» **GIVEN TASK**
Repeat the listing word for word. No pictures belong in the copy.

» **INPUT ROWS**
......

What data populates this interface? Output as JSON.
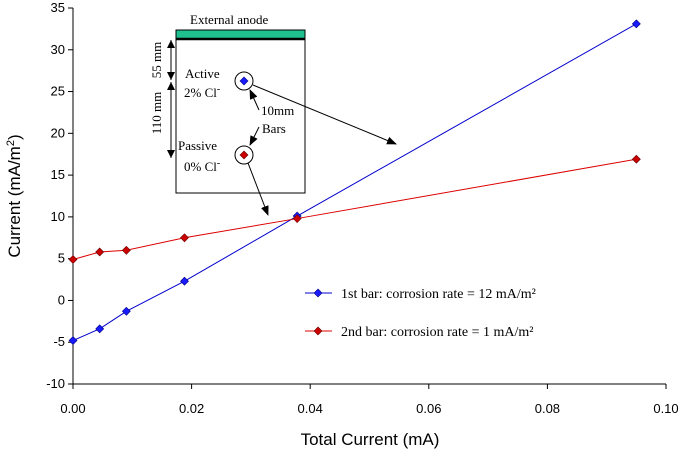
{
  "chart_data": {
    "type": "line",
    "title": "",
    "xlabel": "Total Current (mA)",
    "ylabel": "Current (mA/m²)",
    "xlim": [
      0,
      0.1
    ],
    "ylim": [
      -10,
      35
    ],
    "xticks": [
      "0.00",
      "0.02",
      "0.04",
      "0.06",
      "0.08",
      "0.10"
    ],
    "yticks": [
      "-10",
      "-5",
      "0",
      "5",
      "10",
      "15",
      "20",
      "25",
      "30",
      "35"
    ],
    "grid": false,
    "legend_position": "bottom-right",
    "series": [
      {
        "name": "1st bar: corrosion rate = 12 mA/m²",
        "color": "#0000cc",
        "marker_color": "#1a1aff",
        "x": [
          0.0,
          0.0045,
          0.009,
          0.0188,
          0.0378,
          0.095
        ],
        "y": [
          -4.8,
          -3.4,
          -1.3,
          2.3,
          10.1,
          33.1
        ]
      },
      {
        "name": "2nd bar: corrosion rate = 1 mA/m²",
        "color": "#dd0000",
        "marker_color": "#cc0000",
        "x": [
          0.0,
          0.0045,
          0.009,
          0.0188,
          0.0378,
          0.095
        ],
        "y": [
          4.9,
          5.8,
          6.0,
          7.5,
          9.8,
          16.9
        ]
      }
    ],
    "inset": {
      "anode_label": "External anode",
      "active_label": "Active",
      "active_conc": "2% Cl",
      "passive_label": "Passive",
      "passive_conc": "0% Cl",
      "superscript": "-",
      "dim_55": "55 mm",
      "dim_110": "110 mm",
      "bar_size_top": "10mm",
      "bar_size_bottom": "Bars",
      "anode_color": "#1fbf8f"
    }
  }
}
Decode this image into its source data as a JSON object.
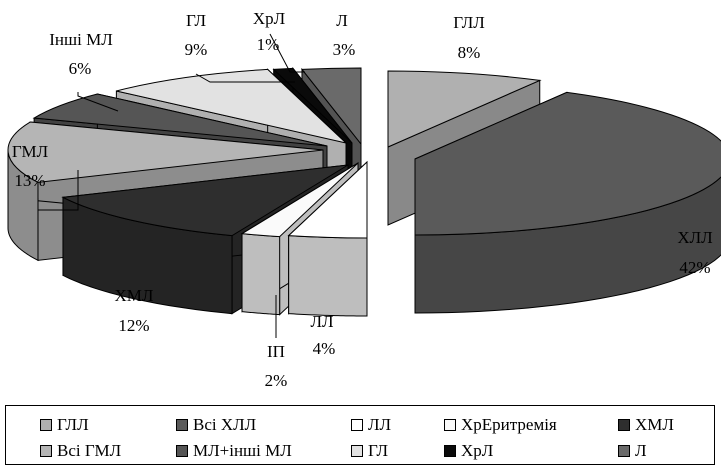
{
  "chart_data": {
    "type": "pie",
    "title": "",
    "style": "3d-exploded",
    "slices": [
      {
        "name": "ГЛЛ",
        "label": "ГЛЛ",
        "value": 8,
        "percent_label": "8%",
        "color": "#b0b0b0"
      },
      {
        "name": "Всі ХЛЛ",
        "label": "ХЛЛ",
        "value": 42,
        "percent_label": "42%",
        "color": "#5a5a5a"
      },
      {
        "name": "ЛЛ",
        "label": "ЛЛ",
        "value": 4,
        "percent_label": "4%",
        "color": "#ffffff"
      },
      {
        "name": "ХрЕритремія",
        "label": "ІП",
        "value": 2,
        "percent_label": "2%",
        "color": "#fafafa"
      },
      {
        "name": "ХМЛ",
        "label": "ХМЛ",
        "value": 12,
        "percent_label": "12%",
        "color": "#2e2e2e"
      },
      {
        "name": "Всі ГМЛ",
        "label": "ГМЛ",
        "value": 13,
        "percent_label": "13%",
        "color": "#b5b5b5"
      },
      {
        "name": "МЛ+інші МЛ",
        "label": "Інші МЛ",
        "value": 6,
        "percent_label": "6%",
        "color": "#555555"
      },
      {
        "name": "ГЛ",
        "label": "ГЛ",
        "value": 9,
        "percent_label": "9%",
        "color": "#e2e2e2"
      },
      {
        "name": "ХрЛ",
        "label": "ХрЛ",
        "value": 1,
        "percent_label": "1%",
        "color": "#0a0a0a"
      },
      {
        "name": "Л",
        "label": "Л",
        "value": 3,
        "percent_label": "3%",
        "color": "#6a6a6a"
      }
    ],
    "legend": {
      "placement": "bottom",
      "rows": [
        [
          {
            "label": "ГЛЛ",
            "color": "#b0b0b0"
          },
          {
            "label": "Всі ХЛЛ",
            "color": "#5a5a5a"
          },
          {
            "label": "ЛЛ",
            "color": "#ffffff"
          },
          {
            "label": "ХрЕритремія",
            "color": "#fafafa"
          },
          {
            "label": "ХМЛ",
            "color": "#2e2e2e"
          }
        ],
        [
          {
            "label": "Всі ГМЛ",
            "color": "#b5b5b5"
          },
          {
            "label": "МЛ+інші МЛ",
            "color": "#555555"
          },
          {
            "label": "ГЛ",
            "color": "#e2e2e2"
          },
          {
            "label": "ХрЛ",
            "color": "#0a0a0a"
          },
          {
            "label": "Л",
            "color": "#6a6a6a"
          }
        ]
      ]
    }
  }
}
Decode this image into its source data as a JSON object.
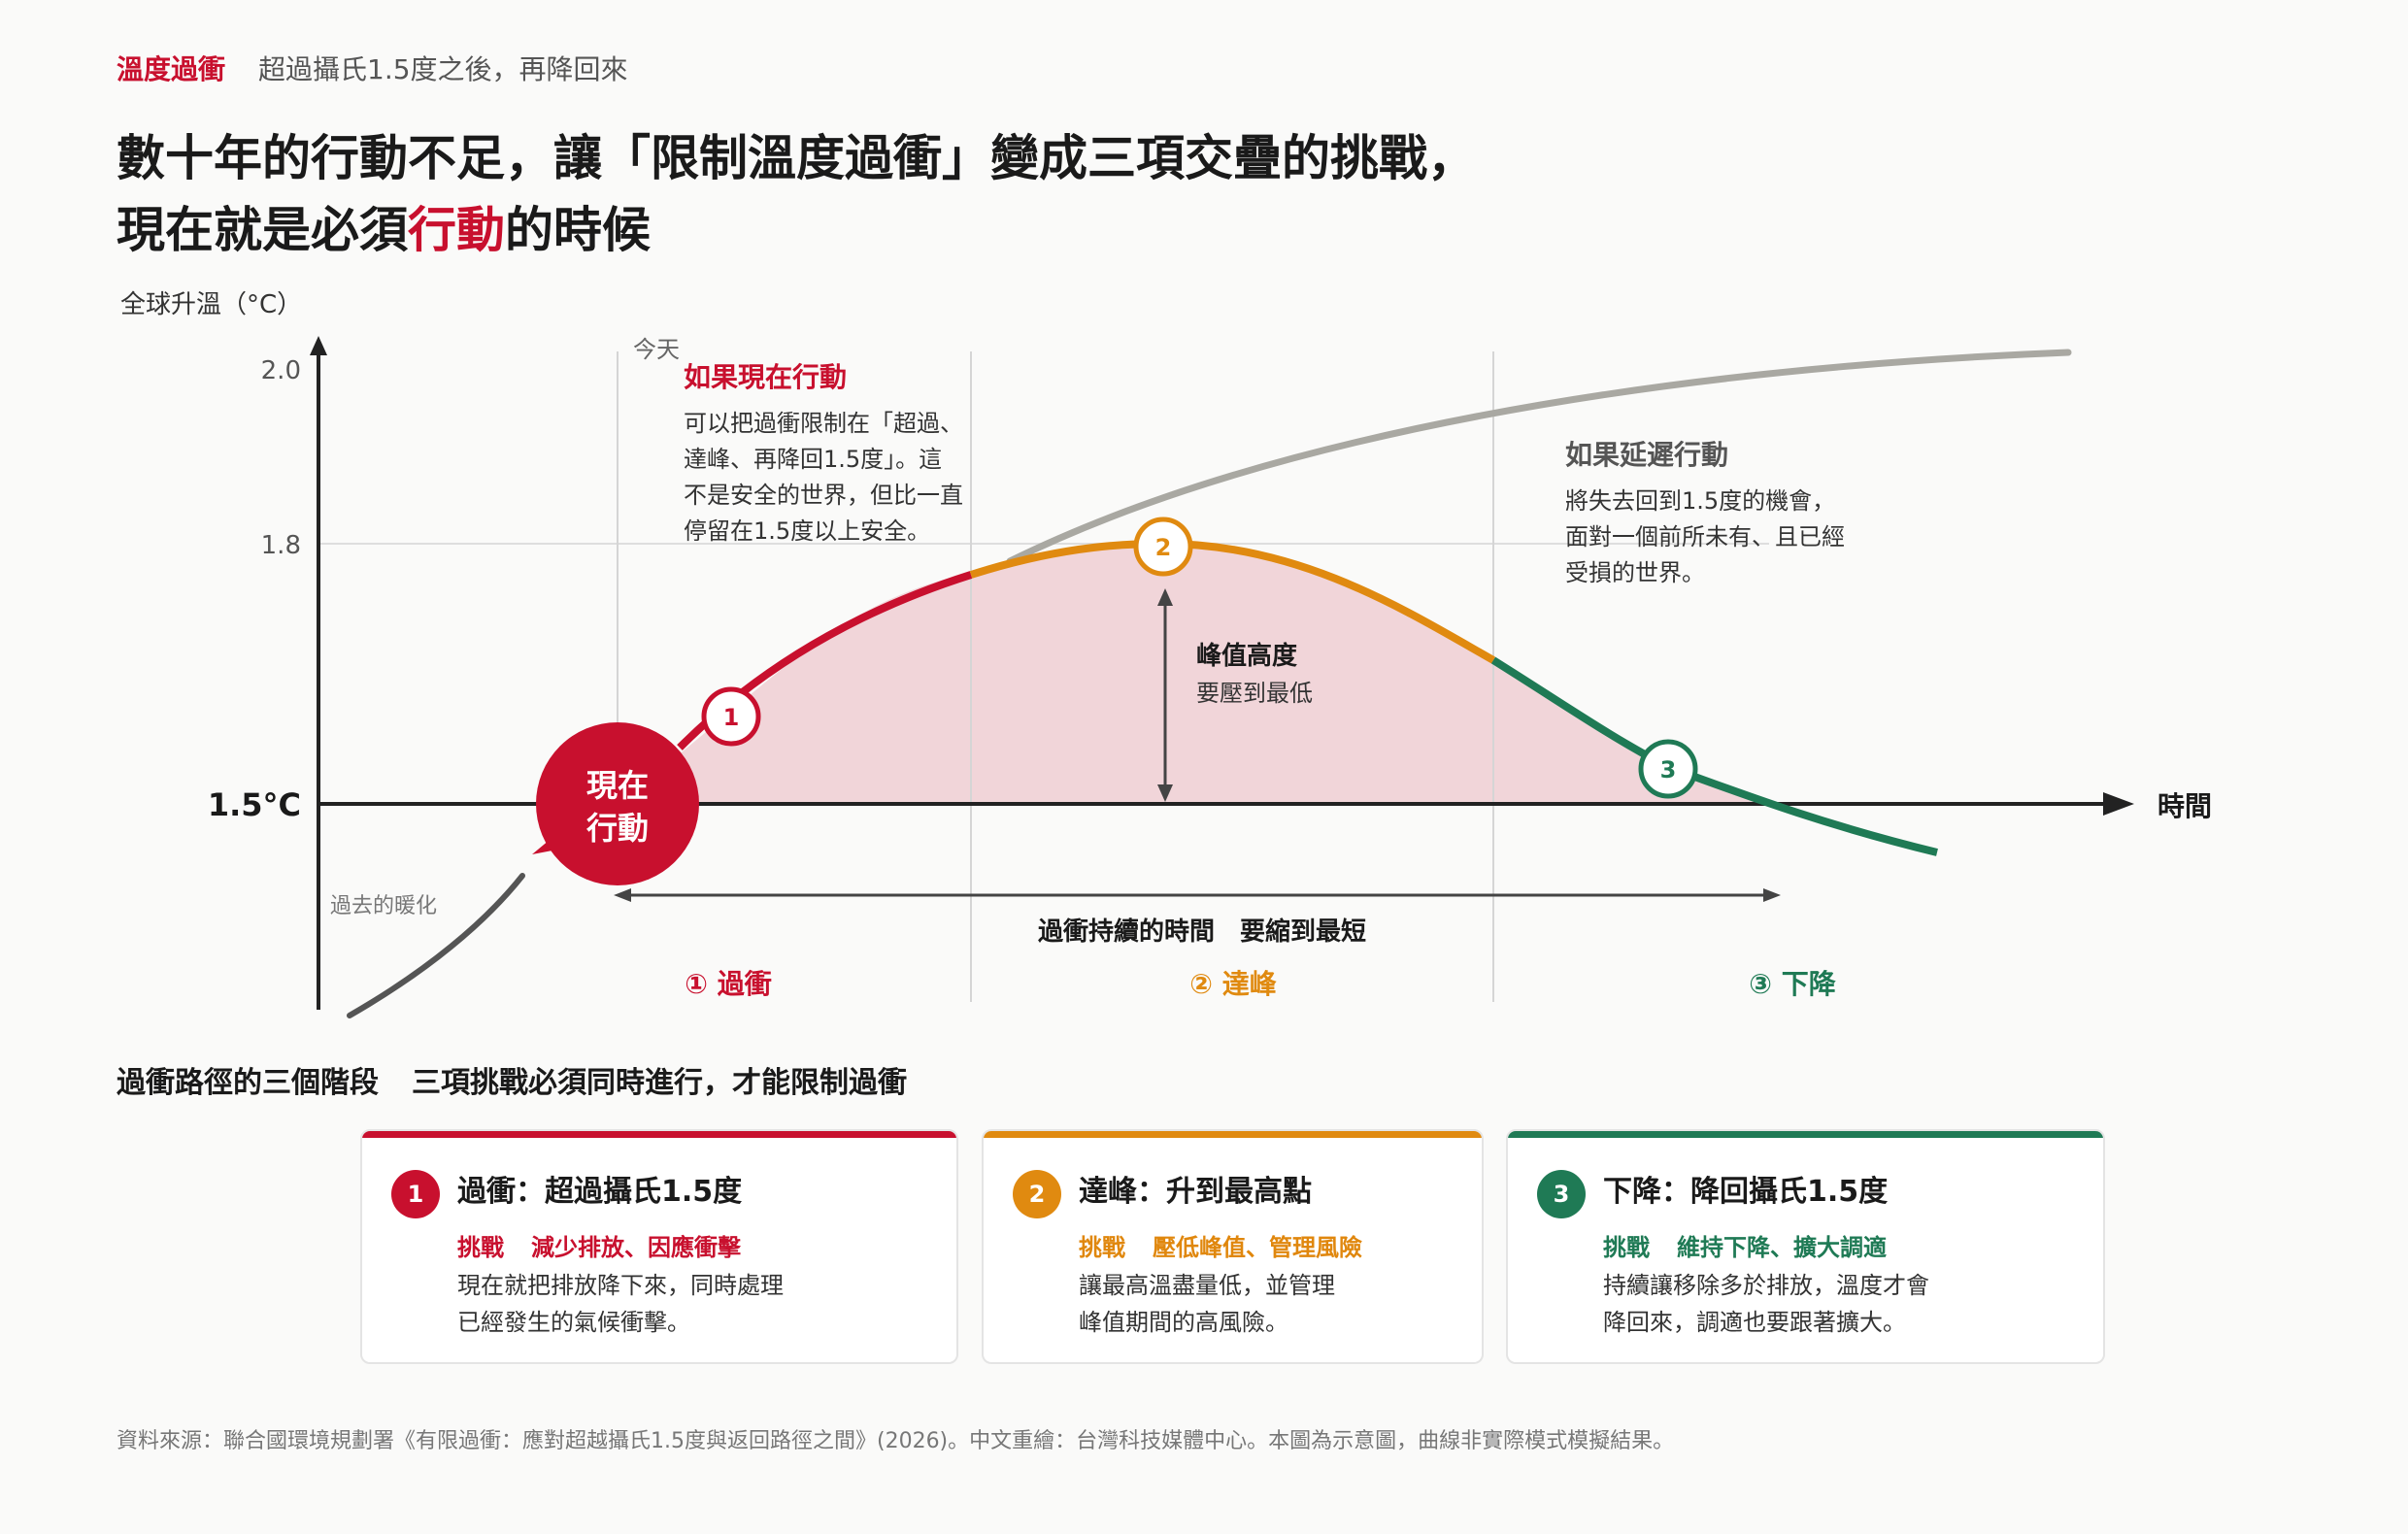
{
  "header": {
    "tag": "溫度過衝",
    "subtitle": "超過攝氏1.5度之後，再降回來",
    "headline_line1": "數十年的行動不足，讓「限制溫度過衝」變成三項交疊的挑戰，",
    "headline_line2_pre": "現在就是必須",
    "headline_line2_accent": "行動",
    "headline_line2_post": "的時候"
  },
  "diagram": {
    "y_axis_label": "全球升溫（°C）",
    "y_ticks": [
      "2.0",
      "1.8"
    ],
    "baseline_label": "1.5°C",
    "x_axis_label": "時間",
    "today_label": "今天",
    "past_label": "過去的暖化",
    "act_now_line1": "現在",
    "act_now_line2": "行動",
    "now_title": "如果現在行動",
    "now_text": [
      "可以把過衝限制在「超過、",
      "達峰、再降回1.5度」。這",
      "不是安全的世界，但比一直",
      "停留在1.5度以上安全。"
    ],
    "delay_title": "如果延遲行動",
    "delay_text": [
      "將失去回到1.5度的機會，",
      "面對一個前所未有、且已經",
      "受損的世界。"
    ],
    "peak_title": "峰值高度",
    "peak_text": "要壓到最低",
    "duration_label": "過衝持續的時間　要縮到最短",
    "markers": [
      "1",
      "2",
      "3"
    ],
    "phases": [
      "① 過衝",
      "② 達峰",
      "③ 下降"
    ],
    "colors": {
      "overshoot": "#c8102e",
      "peak": "#e08a10",
      "decline": "#1f7a55",
      "delay": "#a9a8a2",
      "fill": "#f1d5d9"
    }
  },
  "stages": {
    "title": "過衝路徑的三個階段",
    "subtitle": "三項挑戰必須同時進行，才能限制過衝",
    "cards": [
      {
        "num": "1",
        "title": "過衝：超過攝氏1.5度",
        "challenge_label": "挑戰",
        "challenge": "減少排放、因應衝擊",
        "desc_line1": "現在就把排放降下來，同時處理",
        "desc_line2": "已經發生的氣候衝擊。"
      },
      {
        "num": "2",
        "title": "達峰：升到最高點",
        "challenge_label": "挑戰",
        "challenge": "壓低峰值、管理風險",
        "desc_line1": "讓最高溫盡量低，並管理",
        "desc_line2": "峰值期間的高風險。"
      },
      {
        "num": "3",
        "title": "下降：降回攝氏1.5度",
        "challenge_label": "挑戰",
        "challenge": "維持下降、擴大調適",
        "desc_line1": "持續讓移除多於排放，溫度才會",
        "desc_line2": "降回來，調適也要跟著擴大。"
      }
    ]
  },
  "source": "資料來源：聯合國環境規劃署《有限過衝：應對超越攝氏1.5度與返回路徑之間》(2026)。中文重繪：台灣科技媒體中心。本圖為示意圖，曲線非實際模式模擬結果。"
}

......

» **TASK RESPONSE**
What data populates this interface? Output as JSON.
{
  "chart_data": {
    "type": "line",
    "title": "",
    "xlabel": "Total Current (mA)",
    "ylabel": "Current (mA/m²)",
    "xlim": [
      0,
      0.1
    ],
    "ylim": [
      -10,
      35
    ],
    "xticks": [
      "0.00",
      "0.02",
      "0.04",
      "0.06",
      "0.08",
      "0.10"
    ],
    "yticks": [
      "-10",
      "-5",
      "0",
      "5",
      "10",
      "15",
      "20",
      "25",
      "30",
      "35"
    ],
    "grid": false,
    "legend_position": "bottom-right",
    "series": [
      {
        "name": "1st bar: corrosion rate = 12 mA/m²",
        "color": "#0000cc",
        "marker_color": "#1a1aff",
        "x": [
          0.0,
          0.0045,
          0.009,
          0.0188,
          0.0378,
          0.095
        ],
        "y": [
          -4.8,
          -3.4,
          -1.3,
          2.3,
          10.1,
          33.1
        ]
      },
      {
        "name": "2nd bar: corrosion rate = 1 mA/m²",
        "color": "#dd0000",
        "marker_color": "#cc0000",
        "x": [
          0.0,
          0.0045,
          0.009,
          0.0188,
          0.0378,
          0.095
        ],
        "y": [
          4.9,
          5.8,
          6.0,
          7.5,
          9.8,
          16.9
        ]
      }
    ],
    "inset": {
      "anode_label": "External anode",
      "active_label": "Active",
      "active_conc": "2% Cl",
      "passive_label": "Passive",
      "passive_conc": "0% Cl",
      "superscript": "-",
      "dim_55": "55 mm",
      "dim_110": "110 mm",
      "bar_size_top": "10mm",
      "bar_size_bottom": "Bars",
      "anode_color": "#1fbf8f"
    }
  }
}
Decode this image into its source data as a JSON object.
{
  "chart_data": {
    "type": "pie",
    "title": "",
    "style": "3d-exploded",
    "slices": [
      {
        "name": "ГЛЛ",
        "label": "ГЛЛ",
        "value": 8,
        "percent_label": "8%",
        "color": "#b0b0b0"
      },
      {
        "name": "Всі ХЛЛ",
        "label": "ХЛЛ",
        "value": 42,
        "percent_label": "42%",
        "color": "#5a5a5a"
      },
      {
        "name": "ЛЛ",
        "label": "ЛЛ",
        "value": 4,
        "percent_label": "4%",
        "color": "#ffffff"
      },
      {
        "name": "ХрЕритремія",
        "label": "ІП",
        "value": 2,
        "percent_label": "2%",
        "color": "#fafafa"
      },
      {
        "name": "ХМЛ",
        "label": "ХМЛ",
        "value": 12,
        "percent_label": "12%",
        "color": "#2e2e2e"
      },
      {
        "name": "Всі ГМЛ",
        "label": "ГМЛ",
        "value": 13,
        "percent_label": "13%",
        "color": "#b5b5b5"
      },
      {
        "name": "МЛ+інші МЛ",
        "label": "Інші МЛ",
        "value": 6,
        "percent_label": "6%",
        "color": "#555555"
      },
      {
        "name": "ГЛ",
        "label": "ГЛ",
        "value": 9,
        "percent_label": "9%",
        "color": "#e2e2e2"
      },
      {
        "name": "ХрЛ",
        "label": "ХрЛ",
        "value": 1,
        "percent_label": "1%",
        "color": "#0a0a0a"
      },
      {
        "name": "Л",
        "label": "Л",
        "value": 3,
        "percent_label": "3%",
        "color": "#6a6a6a"
      }
    ],
    "legend": {
      "placement": "bottom",
      "rows": [
        [
          {
            "label": "ГЛЛ",
            "color": "#b0b0b0"
          },
          {
            "label": "Всі ХЛЛ",
            "color": "#5a5a5a"
          },
          {
            "label": "ЛЛ",
            "color": "#ffffff"
          },
          {
            "label": "ХрЕритремія",
            "color": "#fafafa"
          },
          {
            "label": "ХМЛ",
            "color": "#2e2e2e"
          }
        ],
        [
          {
            "label": "Всі ГМЛ",
            "color": "#b5b5b5"
          },
          {
            "label": "МЛ+інші МЛ",
            "color": "#555555"
          },
          {
            "label": "ГЛ",
            "color": "#e2e2e2"
          },
          {
            "label": "ХрЛ",
            "color": "#0a0a0a"
          },
          {
            "label": "Л",
            "color": "#6a6a6a"
          }
        ]
      ]
    }
  }
}
Decode this image into its source data as a JSON object.
{
  "header": {
    "tag": "溫度過衝",
    "subtitle": "超過攝氏1.5度之後，再降回來",
    "headline_line1": "數十年的行動不足，讓「限制溫度過衝」變成三項交疊的挑戰，",
    "headline_line2_pre": "現在就是必須",
    "headline_line2_accent": "行動",
    "headline_line2_post": "的時候"
  },
  "diagram": {
    "y_axis_label": "全球升溫（°C）",
    "y_ticks": [
      "2.0",
      "1.8"
    ],
    "baseline_label": "1.5°C",
    "x_axis_label": "時間",
    "today_label": "今天",
    "past_label": "過去的暖化",
    "act_now_line1": "現在",
    "act_now_line2": "行動",
    "now_title": "如果現在行動",
    "now_text": [
      "可以把過衝限制在「超過、",
      "達峰、再降回1.5度」。這",
      "不是安全的世界，但比一直",
      "停留在1.5度以上安全。"
    ],
    "delay_title": "如果延遲行動",
    "delay_text": [
      "將失去回到1.5度的機會，",
      "面對一個前所未有、且已經",
      "受損的世界。"
    ],
    "peak_title": "峰值高度",
    "peak_text": "要壓到最低",
    "duration_label": "過衝持續的時間　要縮到最短",
    "markers": [
      "1",
      "2",
      "3"
    ],
    "phases": [
      "① 過衝",
      "② 達峰",
      "③ 下降"
    ],
    "colors": {
      "overshoot": "#c8102e",
      "peak": "#e08a10",
      "decline": "#1f7a55",
      "delay": "#a9a8a2",
      "fill": "#f1d5d9"
    }
  },
  "stages": {
    "title": "過衝路徑的三個階段",
    "subtitle": "三項挑戰必須同時進行，才能限制過衝",
    "cards": [
      {
        "num": "1",
        "title": "過衝：超過攝氏1.5度",
        "challenge_label": "挑戰",
        "challenge": "減少排放、因應衝擊",
        "desc_line1": "現在就把排放降下來，同時處理",
        "desc_line2": "已經發生的氣候衝擊。"
      },
      {
        "num": "2",
        "title": "達峰：升到最高點",
        "challenge_label": "挑戰",
        "challenge": "壓低峰值、管理風險",
        "desc_line1": "讓最高溫盡量低，並管理",
        "desc_line2": "峰值期間的高風險。"
      },
      {
        "num": "3",
        "title": "下降：降回攝氏1.5度",
        "challenge_label": "挑戰",
        "challenge": "維持下降、擴大調適",
        "desc_line1": "持續讓移除多於排放，溫度才會",
        "desc_line2": "降回來，調適也要跟著擴大。"
      }
    ]
  },
  "source": "資料來源：聯合國環境規劃署《有限過衝：應對超越攝氏1.5度與返回路徑之間》(2026)。中文重繪：台灣科技媒體中心。本圖為示意圖，曲線非實際模式模擬結果。"
}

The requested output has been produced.